• **Document segment**
········

[sheepdog] [PATCH v3] cluster: add the distributed lock implemented by zookeeper for object-storage

Fri Nov 29 12:36:45 CET 2013

On Fri, Nov 29, 2013 at 06:35:11PM +0800, Robin Dong wrote:

The patch title need updated, e.g, as "sheep/cluster: introduce distributed lock"

> Implement the distributed lock by zookeeper (refer: http://zookeeper.apache.org/doc/trunk/recipes.html)
> The routine is:
>         1. create a seq-ephemeral znode in lock directory (use lock-id as dir name)
>         2. get smallest file path as owner of the lock; the other thread wait on a pthread_mutex_t
>         3. if owner of the lock release it (or the owner is killed by accident), zookeeper will
>            trigger zk_watch() which will wake up all waiting threads to compete new owner of the lock
> 
> We add ->local_lock for dist_mutex to avoid many threads in one sheepdog daemon to create too many files
> in a lock directory.

What exactly kind of scenario does this handle? It would be great if you can
show us any use case or clear problem this ->local_lock solves. Unless there is
a definite use case, I think we should avoid pre-mature optimization.

> 
> v2 --> v3:
> 	1. change cluster interface to init_lock()/lock()/unlock()
> 	2. change 'struct zk_mutex' to 'struct cluster_lock'
> 	3. add empty implementation to local/corosync
> 
> v1 --> v2:
> 	move code from sheep/http/lock.c into sheep/cluster/zookeeper.c using cluster framework
> 
> Signed-off-by: Robin Dong <sanbai at taobao.com>
> ---
>  sheep/cluster.h           |   25 ++++++++
>  sheep/cluster/corosync.c  |   16 +++++
>  sheep/cluster/local.c     |   16 +++++
>  sheep/cluster/zookeeper.c |  140 ++++++++++++++++++++++++++++++++++++++++++++-
>  4 files changed, 196 insertions(+), 1 deletions(-)
> 
> diff --git a/sheep/cluster.h b/sheep/cluster.h
> index 81b5ae4..260573c 100644
> --- a/sheep/cluster.h
> +++ b/sheep/cluster.h
> @@ -23,6 +23,13 @@
>  #include "sheep.h"
>  #include "config.h"
>  
> +struct cluster_lock {
> +	uint32_t id;		/* id of this mutex */
> +	pthread_mutex_t wait;
> +	pthread_mutex_t local_lock;
> +	char ephemeral_path[MAX_NODE_STR_LEN];
> +};

I suppose cluster_lock will be used throughout the sheep daemon, so this
should be declared in include/sheep.h

>  /*
>   * maximum payload size sent in ->notify and ->unblock, it should be large
>   * enough to support COROSYNC_MAX_NODES * struct sd_node
> @@ -109,6 +116,24 @@ struct cluster_driver {
>  	int (*unblock)(void *msg, size_t msg_len);
>  
>  	/*
> +	 * Init a distributed mutually exclusive lock to avoid race condition
> +	 * when using swift interface to add/delete/list object.

········

• **What is being asked**
Go on with the review thread about the zookeeper distributed lock patch, picking up after its final line. The records that follow the review thread are not needed for anything here.

········

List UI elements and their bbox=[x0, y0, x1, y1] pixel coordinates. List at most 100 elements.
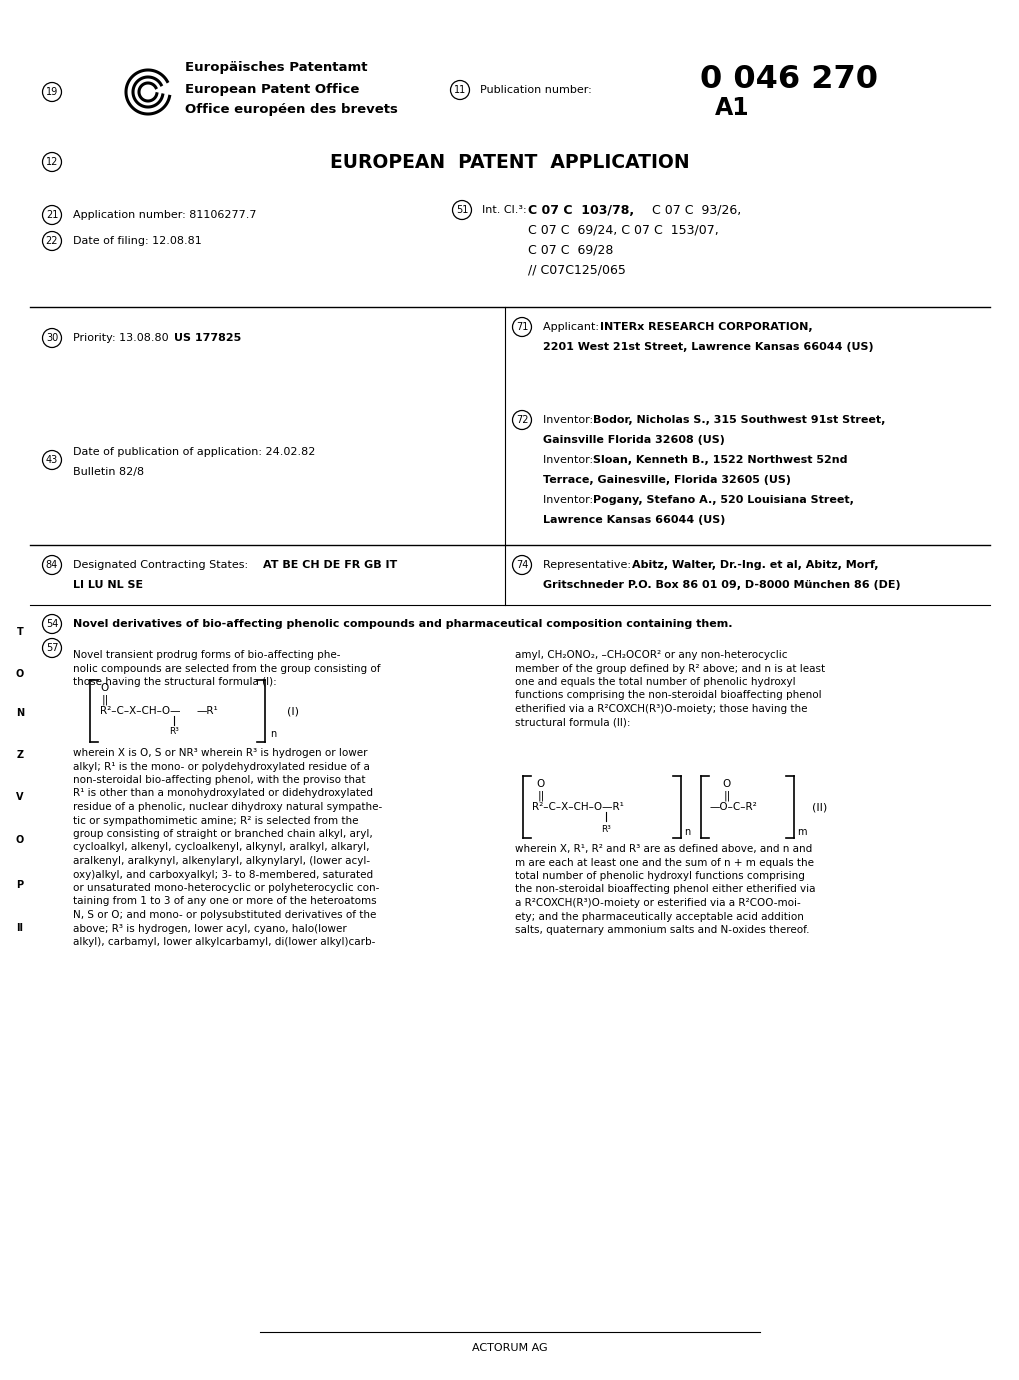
Text: INTERx RESEARCH CORPORATION,: INTERx RESEARCH CORPORATION, bbox=[599, 322, 812, 333]
Text: R³: R³ bbox=[169, 727, 178, 737]
Text: cycloalkyl, alkenyl, cycloalkenyl, alkynyl, aralkyl, alkaryl,: cycloalkyl, alkenyl, cycloalkenyl, alkyn… bbox=[73, 843, 369, 853]
Text: C 07 C  69/28: C 07 C 69/28 bbox=[528, 243, 612, 257]
Text: R³: R³ bbox=[600, 825, 610, 835]
Text: R²–C–X–CH–O—: R²–C–X–CH–O— bbox=[100, 707, 180, 716]
Text: C 07 C  103/78,: C 07 C 103/78, bbox=[528, 203, 634, 217]
Text: Bodor, Nicholas S., 315 Southwest 91st Street,: Bodor, Nicholas S., 315 Southwest 91st S… bbox=[592, 415, 884, 425]
Text: Inventor:: Inventor: bbox=[542, 455, 596, 465]
Text: 84: 84 bbox=[46, 560, 58, 570]
Text: Gainsville Florida 32608 (US): Gainsville Florida 32608 (US) bbox=[542, 435, 725, 444]
Text: member of the group defined by R² above; and n is at least: member of the group defined by R² above;… bbox=[515, 664, 824, 673]
Text: R¹ is other than a monohydroxylated or didehydroxylated: R¹ is other than a monohydroxylated or d… bbox=[73, 788, 373, 799]
Text: Pogany, Stefano A., 520 Louisiana Street,: Pogany, Stefano A., 520 Louisiana Street… bbox=[592, 495, 853, 505]
Text: functions comprising the non-steroidal bioaffecting phenol: functions comprising the non-steroidal b… bbox=[515, 690, 821, 701]
Text: Europäisches Patentamt: Europäisches Patentamt bbox=[184, 62, 367, 75]
Text: m: m bbox=[796, 827, 806, 838]
Text: the non-steroidal bioaffecting phenol either etherified via: the non-steroidal bioaffecting phenol ei… bbox=[515, 885, 815, 894]
Text: Office européen des brevets: Office européen des brevets bbox=[184, 104, 397, 116]
Text: ||: || bbox=[537, 791, 544, 802]
Text: 54: 54 bbox=[46, 620, 58, 629]
Text: n: n bbox=[684, 827, 690, 838]
Text: Z: Z bbox=[16, 749, 23, 760]
Text: group consisting of straight or branched chain alkyl, aryl,: group consisting of straight or branched… bbox=[73, 829, 372, 839]
Text: a R²COXCH(R³)O-moiety or esterified via a R²COO-moi-: a R²COXCH(R³)O-moiety or esterified via … bbox=[515, 898, 800, 908]
Text: nolic compounds are selected from the group consisting of: nolic compounds are selected from the gr… bbox=[73, 664, 380, 673]
Text: 0 046 270: 0 046 270 bbox=[699, 65, 877, 95]
Text: Inventor:: Inventor: bbox=[542, 495, 596, 505]
Text: O: O bbox=[16, 669, 24, 679]
Text: taining from 1 to 3 of any one or more of the heteroatoms: taining from 1 to 3 of any one or more o… bbox=[73, 897, 376, 907]
Text: V: V bbox=[16, 792, 23, 802]
Text: Abitz, Walter, Dr.-Ing. et al, Abitz, Morf,: Abitz, Walter, Dr.-Ing. et al, Abitz, Mo… bbox=[632, 560, 877, 570]
Text: amyl, CH₂ONO₂, –CH₂OCOR² or any non-heterocyclic: amyl, CH₂ONO₂, –CH₂OCOR² or any non-hete… bbox=[515, 650, 787, 660]
Text: Representative:: Representative: bbox=[542, 560, 634, 570]
Text: m are each at least one and the sum of n + m equals the: m are each at least one and the sum of n… bbox=[515, 857, 813, 868]
Text: Priority: 13.08.80: Priority: 13.08.80 bbox=[73, 333, 175, 344]
Text: alkyl), carbamyl, lower alkylcarbamyl, di(lower alkyl)carb-: alkyl), carbamyl, lower alkylcarbamyl, d… bbox=[73, 937, 375, 947]
Text: O: O bbox=[101, 683, 109, 693]
Text: aralkenyl, aralkynyl, alkenylaryl, alkynylaryl, (lower acyl-: aralkenyl, aralkynyl, alkenylaryl, alkyn… bbox=[73, 856, 370, 867]
Text: wherein X is O, S or NR³ wherein R³ is hydrogen or lower: wherein X is O, S or NR³ wherein R³ is h… bbox=[73, 748, 367, 758]
Text: Sloan, Kenneth B., 1522 Northwest 52nd: Sloan, Kenneth B., 1522 Northwest 52nd bbox=[592, 455, 847, 465]
Text: Date of publication of application: 24.02.82: Date of publication of application: 24.0… bbox=[73, 447, 315, 457]
Text: Publication number:: Publication number: bbox=[480, 86, 591, 95]
Text: 2201 West 21st Street, Lawrence Kansas 66044 (US): 2201 West 21st Street, Lawrence Kansas 6… bbox=[542, 342, 872, 352]
Text: O: O bbox=[536, 778, 544, 789]
Text: Int. Cl.³:: Int. Cl.³: bbox=[482, 206, 526, 215]
Text: O: O bbox=[16, 835, 24, 845]
Text: n: n bbox=[270, 729, 276, 740]
Text: 43: 43 bbox=[46, 455, 58, 465]
Text: ACTORUM AG: ACTORUM AG bbox=[472, 1343, 547, 1352]
Text: 72: 72 bbox=[516, 415, 528, 425]
Text: P: P bbox=[16, 880, 23, 890]
Text: Terrace, Gainesville, Florida 32605 (US): Terrace, Gainesville, Florida 32605 (US) bbox=[542, 475, 790, 484]
Text: Designated Contracting States:: Designated Contracting States: bbox=[73, 560, 252, 570]
Text: 71: 71 bbox=[516, 322, 528, 333]
Text: T: T bbox=[16, 627, 23, 638]
Text: C 07 C  69/24, C 07 C  153/07,: C 07 C 69/24, C 07 C 153/07, bbox=[528, 224, 718, 236]
Text: 51: 51 bbox=[455, 206, 468, 215]
Text: ety; and the pharmaceutically acceptable acid addition: ety; and the pharmaceutically acceptable… bbox=[515, 912, 803, 922]
Text: Application number: 81106277.7: Application number: 81106277.7 bbox=[73, 210, 256, 219]
Text: R²–C–X–CH–O—R¹: R²–C–X–CH–O—R¹ bbox=[532, 802, 624, 811]
Text: Bulletin 82/8: Bulletin 82/8 bbox=[73, 466, 144, 477]
Text: N: N bbox=[16, 708, 24, 718]
Text: ||: || bbox=[101, 694, 108, 705]
Text: —R¹: —R¹ bbox=[197, 707, 218, 716]
Text: O: O bbox=[722, 778, 731, 789]
Text: above; R³ is hydrogen, lower acyl, cyano, halo(lower: above; R³ is hydrogen, lower acyl, cyano… bbox=[73, 923, 346, 933]
Text: Date of filing: 12.08.81: Date of filing: 12.08.81 bbox=[73, 236, 202, 246]
Text: wherein X, R¹, R² and R³ are as defined above, and n and: wherein X, R¹, R² and R³ are as defined … bbox=[515, 845, 811, 854]
Text: Novel transient prodrug forms of bio-affecting phe-: Novel transient prodrug forms of bio-aff… bbox=[73, 650, 340, 660]
Text: 57: 57 bbox=[46, 643, 58, 653]
Text: N, S or O; and mono- or polysubstituted derivatives of the: N, S or O; and mono- or polysubstituted … bbox=[73, 909, 376, 920]
Text: oxy)alkyl, and carboxyalkyl; 3- to 8-membered, saturated: oxy)alkyl, and carboxyalkyl; 3- to 8-mem… bbox=[73, 869, 373, 879]
Text: EUROPEAN  PATENT  APPLICATION: EUROPEAN PATENT APPLICATION bbox=[330, 153, 689, 171]
Text: those having the structural formula (I):: those having the structural formula (I): bbox=[73, 678, 276, 687]
Text: ||: || bbox=[722, 791, 730, 802]
Text: 21: 21 bbox=[46, 210, 58, 219]
Text: etherified via a R²COXCH(R³)O-moiety; those having the: etherified via a R²COXCH(R³)O-moiety; th… bbox=[515, 704, 807, 713]
Text: A1: A1 bbox=[714, 97, 749, 120]
Text: C 07 C  93/26,: C 07 C 93/26, bbox=[647, 203, 741, 217]
Text: (II): (II) bbox=[811, 802, 826, 811]
Text: 19: 19 bbox=[46, 87, 58, 97]
Text: 22: 22 bbox=[46, 236, 58, 246]
Text: salts, quaternary ammonium salts and N-oxides thereof.: salts, quaternary ammonium salts and N-o… bbox=[515, 925, 809, 936]
Text: LI LU NL SE: LI LU NL SE bbox=[73, 580, 143, 591]
Text: structural formula (II):: structural formula (II): bbox=[515, 718, 630, 727]
Text: 12: 12 bbox=[46, 157, 58, 167]
Text: 74: 74 bbox=[516, 560, 528, 570]
Text: alkyl; R¹ is the mono- or polydehydroxylated residue of a: alkyl; R¹ is the mono- or polydehydroxyl… bbox=[73, 762, 370, 771]
Text: tic or sympathomimetic amine; R² is selected from the: tic or sympathomimetic amine; R² is sele… bbox=[73, 816, 358, 825]
Text: Inventor:: Inventor: bbox=[542, 415, 596, 425]
Text: —O–C–R²: —O–C–R² bbox=[709, 802, 757, 811]
Text: non-steroidal bio-affecting phenol, with the proviso that: non-steroidal bio-affecting phenol, with… bbox=[73, 776, 365, 785]
Text: or unsaturated mono-heterocyclic or polyheterocyclic con-: or unsaturated mono-heterocyclic or poly… bbox=[73, 883, 379, 893]
Text: residue of a phenolic, nuclear dihydroxy natural sympathe-: residue of a phenolic, nuclear dihydroxy… bbox=[73, 802, 382, 811]
Text: II: II bbox=[16, 923, 23, 933]
Text: European Patent Office: European Patent Office bbox=[184, 83, 359, 95]
Text: one and equals the total number of phenolic hydroxyl: one and equals the total number of pheno… bbox=[515, 678, 795, 687]
Text: AT BE CH DE FR GB IT: AT BE CH DE FR GB IT bbox=[263, 560, 396, 570]
Text: // C07C125/065: // C07C125/065 bbox=[528, 264, 626, 276]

········

• **Solved exercise**
> +	 *
> +	 * Returns SD_RES_XXX
> +	 */

'swift stuff' should be removed from the comment. And I think you'd better
describe id in the comment too.

>
> +	int (*init_lock)(struct cluster_lock *lock, uint32_t id);

uint32_t is supposed to be a per vdi lock, right? I am wondering if can solve the
following case:

(AG) Allocation Group

 vdi: AG1, AG2, AG3 ...

Every AG need a lock to allow concurrent allocation and deallocation in the vdi
so your lock can't hanlde it right?

What about extend it as uint64_t, then we can use 'vdi + lock_id' to solve the
above case.

> +	/*
> +	 * Get the distributed lock.

Better as "Acquire the distributed lock" and we need more comment on a bit how
it works, I'd suggest man pthread_mutex_lock as a reference.

> +	 *
> +	 * It will never return if it can't acquire the lock.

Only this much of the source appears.